In the entries below, find every line holding the string "databases" and collect it.

■ **Recorded data**
---------------

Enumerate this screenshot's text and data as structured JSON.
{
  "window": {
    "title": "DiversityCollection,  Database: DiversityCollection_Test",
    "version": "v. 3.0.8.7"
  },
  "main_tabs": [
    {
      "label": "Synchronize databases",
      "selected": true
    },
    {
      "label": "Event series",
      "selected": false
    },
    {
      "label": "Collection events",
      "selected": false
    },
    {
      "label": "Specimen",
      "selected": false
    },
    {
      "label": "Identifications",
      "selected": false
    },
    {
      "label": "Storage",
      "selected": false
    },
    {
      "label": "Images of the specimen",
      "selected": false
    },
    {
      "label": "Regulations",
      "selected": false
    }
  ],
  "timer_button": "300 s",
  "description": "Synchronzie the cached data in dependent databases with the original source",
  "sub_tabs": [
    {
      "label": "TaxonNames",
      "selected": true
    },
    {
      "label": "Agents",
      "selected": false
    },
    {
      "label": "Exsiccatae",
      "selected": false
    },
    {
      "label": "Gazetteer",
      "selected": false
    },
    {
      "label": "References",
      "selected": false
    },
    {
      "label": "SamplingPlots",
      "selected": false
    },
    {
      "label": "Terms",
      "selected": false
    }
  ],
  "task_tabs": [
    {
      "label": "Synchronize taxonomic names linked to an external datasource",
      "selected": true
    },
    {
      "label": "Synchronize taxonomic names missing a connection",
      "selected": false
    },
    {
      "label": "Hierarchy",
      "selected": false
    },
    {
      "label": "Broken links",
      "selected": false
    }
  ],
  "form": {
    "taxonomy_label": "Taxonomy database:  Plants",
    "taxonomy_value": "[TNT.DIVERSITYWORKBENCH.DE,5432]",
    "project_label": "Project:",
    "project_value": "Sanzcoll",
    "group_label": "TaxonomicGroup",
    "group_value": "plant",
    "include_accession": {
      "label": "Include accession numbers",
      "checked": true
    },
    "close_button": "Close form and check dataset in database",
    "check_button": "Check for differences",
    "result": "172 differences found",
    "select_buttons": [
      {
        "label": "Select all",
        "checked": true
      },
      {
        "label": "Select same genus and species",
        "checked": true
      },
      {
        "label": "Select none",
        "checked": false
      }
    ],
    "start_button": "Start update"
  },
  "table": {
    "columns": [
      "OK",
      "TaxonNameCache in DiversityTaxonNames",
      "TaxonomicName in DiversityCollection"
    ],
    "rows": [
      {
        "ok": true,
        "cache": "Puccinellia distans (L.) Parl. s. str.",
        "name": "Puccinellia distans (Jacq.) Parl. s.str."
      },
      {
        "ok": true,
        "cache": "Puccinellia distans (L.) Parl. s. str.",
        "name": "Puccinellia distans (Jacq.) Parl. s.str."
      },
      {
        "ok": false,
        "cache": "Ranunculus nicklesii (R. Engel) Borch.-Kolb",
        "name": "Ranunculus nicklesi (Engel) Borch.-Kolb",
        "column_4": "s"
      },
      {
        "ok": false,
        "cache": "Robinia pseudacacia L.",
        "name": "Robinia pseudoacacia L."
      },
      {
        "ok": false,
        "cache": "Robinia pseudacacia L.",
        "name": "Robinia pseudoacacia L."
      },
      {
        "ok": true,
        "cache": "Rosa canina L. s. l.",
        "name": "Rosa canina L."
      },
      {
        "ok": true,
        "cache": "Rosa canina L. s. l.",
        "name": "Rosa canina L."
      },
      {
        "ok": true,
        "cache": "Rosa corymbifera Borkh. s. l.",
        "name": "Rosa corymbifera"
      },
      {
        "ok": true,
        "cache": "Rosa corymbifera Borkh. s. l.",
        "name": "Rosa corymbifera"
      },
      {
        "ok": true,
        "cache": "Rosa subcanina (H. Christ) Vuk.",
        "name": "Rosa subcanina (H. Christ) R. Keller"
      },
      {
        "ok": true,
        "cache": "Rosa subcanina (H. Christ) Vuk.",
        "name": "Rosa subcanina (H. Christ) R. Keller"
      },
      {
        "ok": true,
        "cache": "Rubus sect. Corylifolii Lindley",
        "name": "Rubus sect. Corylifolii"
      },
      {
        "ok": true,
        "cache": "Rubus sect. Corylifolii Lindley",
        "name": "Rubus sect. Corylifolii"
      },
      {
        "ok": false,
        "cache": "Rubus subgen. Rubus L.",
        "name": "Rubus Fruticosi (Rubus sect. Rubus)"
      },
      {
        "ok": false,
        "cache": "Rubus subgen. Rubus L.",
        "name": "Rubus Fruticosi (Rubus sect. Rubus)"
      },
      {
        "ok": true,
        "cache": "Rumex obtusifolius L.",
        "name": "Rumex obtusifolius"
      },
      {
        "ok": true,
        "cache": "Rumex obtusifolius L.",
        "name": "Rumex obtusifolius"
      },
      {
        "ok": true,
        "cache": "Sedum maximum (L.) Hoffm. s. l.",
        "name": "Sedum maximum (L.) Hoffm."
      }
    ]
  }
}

---------------

■ **Task result**
      "label": "Synchronize databases",
  "description": "Synchronzie the cached data in dependent databases with the original source",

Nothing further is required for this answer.